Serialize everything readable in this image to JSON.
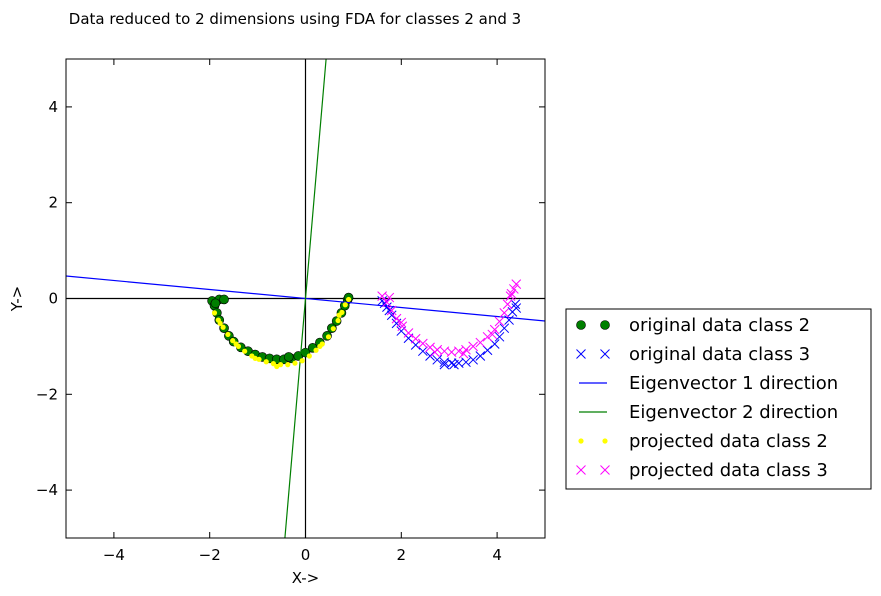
{
  "chart_data": {
    "type": "scatter",
    "title": "Data reduced to 2 dimensions using FDA for classes 2 and 3",
    "xlabel": "X->",
    "ylabel": "Y->",
    "xlim": [
      -5,
      5
    ],
    "ylim": [
      -5,
      5
    ],
    "xticks": [
      -4,
      -2,
      0,
      2,
      4
    ],
    "yticks": [
      -4,
      -2,
      0,
      2,
      4
    ],
    "x_tick_labels": [
      "−4",
      "−2",
      "0",
      "2",
      "4"
    ],
    "y_tick_labels": [
      "−4",
      "−2",
      "0",
      "2",
      "4"
    ],
    "grid": false,
    "legend_position": "outside-right",
    "reference_lines": {
      "horizontal_y": 0,
      "vertical_x": 0,
      "color": "#000000"
    },
    "series": [
      {
        "name": "original data class 2",
        "kind": "points",
        "marker": "circle",
        "color": "#007f00",
        "points": [
          [
            -1.95,
            -0.05
          ],
          [
            -1.9,
            -0.15
          ],
          [
            -1.85,
            -0.3
          ],
          [
            -1.8,
            -0.45
          ],
          [
            -1.7,
            -0.62
          ],
          [
            -1.6,
            -0.78
          ],
          [
            -1.5,
            -0.9
          ],
          [
            -1.35,
            -1.02
          ],
          [
            -1.2,
            -1.1
          ],
          [
            -1.05,
            -1.17
          ],
          [
            -0.9,
            -1.22
          ],
          [
            -0.75,
            -1.25
          ],
          [
            -0.6,
            -1.27
          ],
          [
            -0.45,
            -1.27
          ],
          [
            -0.3,
            -1.25
          ],
          [
            -0.15,
            -1.2
          ],
          [
            0.0,
            -1.13
          ],
          [
            0.15,
            -1.03
          ],
          [
            0.3,
            -0.92
          ],
          [
            0.45,
            -0.78
          ],
          [
            0.55,
            -0.62
          ],
          [
            0.65,
            -0.47
          ],
          [
            0.75,
            -0.3
          ],
          [
            0.82,
            -0.15
          ],
          [
            0.88,
            -0.02
          ],
          [
            -1.8,
            -0.02
          ],
          [
            -1.7,
            -0.02
          ],
          [
            -1.88,
            -0.1
          ],
          [
            0.9,
            0.02
          ],
          [
            -0.35,
            -1.22
          ]
        ]
      },
      {
        "name": "original data class 3",
        "kind": "points",
        "marker": "x",
        "color": "#0000ff",
        "points": [
          [
            1.6,
            -0.05
          ],
          [
            1.7,
            -0.18
          ],
          [
            1.8,
            -0.35
          ],
          [
            1.9,
            -0.52
          ],
          [
            2.0,
            -0.68
          ],
          [
            2.15,
            -0.83
          ],
          [
            2.3,
            -0.97
          ],
          [
            2.45,
            -1.1
          ],
          [
            2.6,
            -1.2
          ],
          [
            2.75,
            -1.28
          ],
          [
            2.9,
            -1.33
          ],
          [
            3.05,
            -1.35
          ],
          [
            3.2,
            -1.35
          ],
          [
            3.35,
            -1.33
          ],
          [
            3.5,
            -1.28
          ],
          [
            3.65,
            -1.2
          ],
          [
            3.8,
            -1.08
          ],
          [
            3.95,
            -0.95
          ],
          [
            4.05,
            -0.8
          ],
          [
            4.15,
            -0.62
          ],
          [
            4.25,
            -0.45
          ],
          [
            4.32,
            -0.28
          ],
          [
            4.38,
            -0.12
          ],
          [
            1.65,
            -0.1
          ],
          [
            1.75,
            -0.25
          ],
          [
            2.9,
            -1.38
          ],
          [
            3.1,
            -1.38
          ],
          [
            4.4,
            -0.2
          ]
        ]
      },
      {
        "name": "Eigenvector 1 direction",
        "kind": "line",
        "color": "#0000ff",
        "points": [
          [
            -5,
            0.47
          ],
          [
            5,
            -0.47
          ]
        ]
      },
      {
        "name": "Eigenvector 2 direction",
        "kind": "line",
        "color": "#007f00",
        "points": [
          [
            -0.43,
            -5
          ],
          [
            0.43,
            5
          ]
        ]
      },
      {
        "name": "projected data class 2",
        "kind": "points",
        "marker": "dot",
        "color": "#ffff00",
        "points": [
          [
            -1.9,
            -0.3
          ],
          [
            -1.82,
            -0.45
          ],
          [
            -1.72,
            -0.6
          ],
          [
            -1.62,
            -0.75
          ],
          [
            -1.52,
            -0.88
          ],
          [
            -1.4,
            -1.0
          ],
          [
            -1.27,
            -1.1
          ],
          [
            -1.12,
            -1.2
          ],
          [
            -0.97,
            -1.27
          ],
          [
            -0.82,
            -1.32
          ],
          [
            -0.67,
            -1.36
          ],
          [
            -0.52,
            -1.38
          ],
          [
            -0.37,
            -1.38
          ],
          [
            -0.22,
            -1.35
          ],
          [
            -0.07,
            -1.3
          ],
          [
            0.08,
            -1.2
          ],
          [
            0.22,
            -1.08
          ],
          [
            0.35,
            -0.95
          ],
          [
            0.48,
            -0.8
          ],
          [
            0.58,
            -0.63
          ],
          [
            0.68,
            -0.46
          ],
          [
            0.76,
            -0.29
          ],
          [
            0.83,
            -0.13
          ],
          [
            0.9,
            -0.02
          ],
          [
            -1.78,
            -0.52
          ],
          [
            -1.45,
            -0.95
          ],
          [
            -1.05,
            -1.25
          ],
          [
            -0.6,
            -1.42
          ],
          [
            0.3,
            -1.0
          ],
          [
            0.7,
            -0.35
          ]
        ]
      },
      {
        "name": "projected data class 3",
        "kind": "points",
        "marker": "x",
        "color": "#ff00ff",
        "points": [
          [
            1.6,
            0.05
          ],
          [
            1.7,
            -0.08
          ],
          [
            1.8,
            -0.25
          ],
          [
            1.9,
            -0.42
          ],
          [
            2.02,
            -0.58
          ],
          [
            2.15,
            -0.72
          ],
          [
            2.3,
            -0.84
          ],
          [
            2.45,
            -0.94
          ],
          [
            2.6,
            -1.02
          ],
          [
            2.75,
            -1.07
          ],
          [
            2.9,
            -1.1
          ],
          [
            3.05,
            -1.12
          ],
          [
            3.2,
            -1.1
          ],
          [
            3.35,
            -1.07
          ],
          [
            3.5,
            -1.0
          ],
          [
            3.65,
            -0.92
          ],
          [
            3.8,
            -0.8
          ],
          [
            3.95,
            -0.65
          ],
          [
            4.05,
            -0.48
          ],
          [
            4.15,
            -0.3
          ],
          [
            4.22,
            -0.12
          ],
          [
            4.28,
            0.05
          ],
          [
            4.35,
            0.2
          ],
          [
            4.4,
            0.3
          ],
          [
            1.75,
            0.02
          ],
          [
            2.0,
            -0.5
          ],
          [
            2.7,
            -1.12
          ],
          [
            3.3,
            -1.15
          ],
          [
            3.9,
            -0.75
          ],
          [
            4.3,
            0.1
          ]
        ]
      }
    ]
  }
}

- Directive -
Using the data above, print every line exactly, omitting pictures.

- Answer below -
Serialize everything readable in this image to JSON.
{
  "chart_data": {
    "type": "scatter",
    "title": "Data reduced to 2 dimensions using FDA for classes 2 and 3",
    "xlabel": "X->",
    "ylabel": "Y->",
    "xlim": [
      -5,
      5
    ],
    "ylim": [
      -5,
      5
    ],
    "xticks": [
      -4,
      -2,
      0,
      2,
      4
    ],
    "yticks": [
      -4,
      -2,
      0,
      2,
      4
    ],
    "x_tick_labels": [
      "−4",
      "−2",
      "0",
      "2",
      "4"
    ],
    "y_tick_labels": [
      "−4",
      "−2",
      "0",
      "2",
      "4"
    ],
    "grid": false,
    "legend_position": "outside-right",
    "reference_lines": {
      "horizontal_y": 0,
      "vertical_x": 0,
      "color": "#000000"
    },
    "series": [
      {
        "name": "original data class 2",
        "kind": "points",
        "marker": "circle",
        "color": "#007f00",
        "points": [
          [
            -1.95,
            -0.05
          ],
          [
            -1.9,
            -0.15
          ],
          [
            -1.85,
            -0.3
          ],
          [
            -1.8,
            -0.45
          ],
          [
            -1.7,
            -0.62
          ],
          [
            -1.6,
            -0.78
          ],
          [
            -1.5,
            -0.9
          ],
          [
            -1.35,
            -1.02
          ],
          [
            -1.2,
            -1.1
          ],
          [
            -1.05,
            -1.17
          ],
          [
            -0.9,
            -1.22
          ],
          [
            -0.75,
            -1.25
          ],
          [
            -0.6,
            -1.27
          ],
          [
            -0.45,
            -1.27
          ],
          [
            -0.3,
            -1.25
          ],
          [
            -0.15,
            -1.2
          ],
          [
            0.0,
            -1.13
          ],
          [
            0.15,
            -1.03
          ],
          [
            0.3,
            -0.92
          ],
          [
            0.45,
            -0.78
          ],
          [
            0.55,
            -0.62
          ],
          [
            0.65,
            -0.47
          ],
          [
            0.75,
            -0.3
          ],
          [
            0.82,
            -0.15
          ],
          [
            0.88,
            -0.02
          ],
          [
            -1.8,
            -0.02
          ],
          [
            -1.7,
            -0.02
          ],
          [
            -1.88,
            -0.1
          ],
          [
            0.9,
            0.02
          ],
          [
            -0.35,
            -1.22
          ]
        ]
      },
      {
        "name": "original data class 3",
        "kind": "points",
        "marker": "x",
        "color": "#0000ff",
        "points": [
          [
            1.6,
            -0.05
          ],
          [
            1.7,
            -0.18
          ],
          [
            1.8,
            -0.35
          ],
          [
            1.9,
            -0.52
          ],
          [
            2.0,
            -0.68
          ],
          [
            2.15,
            -0.83
          ],
          [
            2.3,
            -0.97
          ],
          [
            2.45,
            -1.1
          ],
          [
            2.6,
            -1.2
          ],
          [
            2.75,
            -1.28
          ],
          [
            2.9,
            -1.33
          ],
          [
            3.05,
            -1.35
          ],
          [
            3.2,
            -1.35
          ],
          [
            3.35,
            -1.33
          ],
          [
            3.5,
            -1.28
          ],
          [
            3.65,
            -1.2
          ],
          [
            3.8,
            -1.08
          ],
          [
            3.95,
            -0.95
          ],
          [
            4.05,
            -0.8
          ],
          [
            4.15,
            -0.62
          ],
          [
            4.25,
            -0.45
          ],
          [
            4.32,
            -0.28
          ],
          [
            4.38,
            -0.12
          ],
          [
            1.65,
            -0.1
          ],
          [
            1.75,
            -0.25
          ],
          [
            2.9,
            -1.38
          ],
          [
            3.1,
            -1.38
          ],
          [
            4.4,
            -0.2
          ]
        ]
      },
      {
        "name": "Eigenvector 1 direction",
        "kind": "line",
        "color": "#0000ff",
        "points": [
          [
            -5,
            0.47
          ],
          [
            5,
            -0.47
          ]
        ]
      },
      {
        "name": "Eigenvector 2 direction",
        "kind": "line",
        "color": "#007f00",
        "points": [
          [
            -0.43,
            -5
          ],
          [
            0.43,
            5
          ]
        ]
      },
      {
        "name": "projected data class 2",
        "kind": "points",
        "marker": "dot",
        "color": "#ffff00",
        "points": [
          [
            -1.9,
            -0.3
          ],
          [
            -1.82,
            -0.45
          ],
          [
            -1.72,
            -0.6
          ],
          [
            -1.62,
            -0.75
          ],
          [
            -1.52,
            -0.88
          ],
          [
            -1.4,
            -1.0
          ],
          [
            -1.27,
            -1.1
          ],
          [
            -1.12,
            -1.2
          ],
          [
            -0.97,
            -1.27
          ],
          [
            -0.82,
            -1.32
          ],
          [
            -0.67,
            -1.36
          ],
          [
            -0.52,
            -1.38
          ],
          [
            -0.37,
            -1.38
          ],
          [
            -0.22,
            -1.35
          ],
          [
            -0.07,
            -1.3
          ],
          [
            0.08,
            -1.2
          ],
          [
            0.22,
            -1.08
          ],
          [
            0.35,
            -0.95
          ],
          [
            0.48,
            -0.8
          ],
          [
            0.58,
            -0.63
          ],
          [
            0.68,
            -0.46
          ],
          [
            0.76,
            -0.29
          ],
          [
            0.83,
            -0.13
          ],
          [
            0.9,
            -0.02
          ],
          [
            -1.78,
            -0.52
          ],
          [
            -1.45,
            -0.95
          ],
          [
            -1.05,
            -1.25
          ],
          [
            -0.6,
            -1.42
          ],
          [
            0.3,
            -1.0
          ],
          [
            0.7,
            -0.35
          ]
        ]
      },
      {
        "name": "projected data class 3",
        "kind": "points",
        "marker": "x",
        "color": "#ff00ff",
        "points": [
          [
            1.6,
            0.05
          ],
          [
            1.7,
            -0.08
          ],
          [
            1.8,
            -0.25
          ],
          [
            1.9,
            -0.42
          ],
          [
            2.02,
            -0.58
          ],
          [
            2.15,
            -0.72
          ],
          [
            2.3,
            -0.84
          ],
          [
            2.45,
            -0.94
          ],
          [
            2.6,
            -1.02
          ],
          [
            2.75,
            -1.07
          ],
          [
            2.9,
            -1.1
          ],
          [
            3.05,
            -1.12
          ],
          [
            3.2,
            -1.1
          ],
          [
            3.35,
            -1.07
          ],
          [
            3.5,
            -1.0
          ],
          [
            3.65,
            -0.92
          ],
          [
            3.8,
            -0.8
          ],
          [
            3.95,
            -0.65
          ],
          [
            4.05,
            -0.48
          ],
          [
            4.15,
            -0.3
          ],
          [
            4.22,
            -0.12
          ],
          [
            4.28,
            0.05
          ],
          [
            4.35,
            0.2
          ],
          [
            4.4,
            0.3
          ],
          [
            1.75,
            0.02
          ],
          [
            2.0,
            -0.5
          ],
          [
            2.7,
            -1.12
          ],
          [
            3.3,
            -1.15
          ],
          [
            3.9,
            -0.75
          ],
          [
            4.3,
            0.1
          ]
        ]
      }
    ]
  }
}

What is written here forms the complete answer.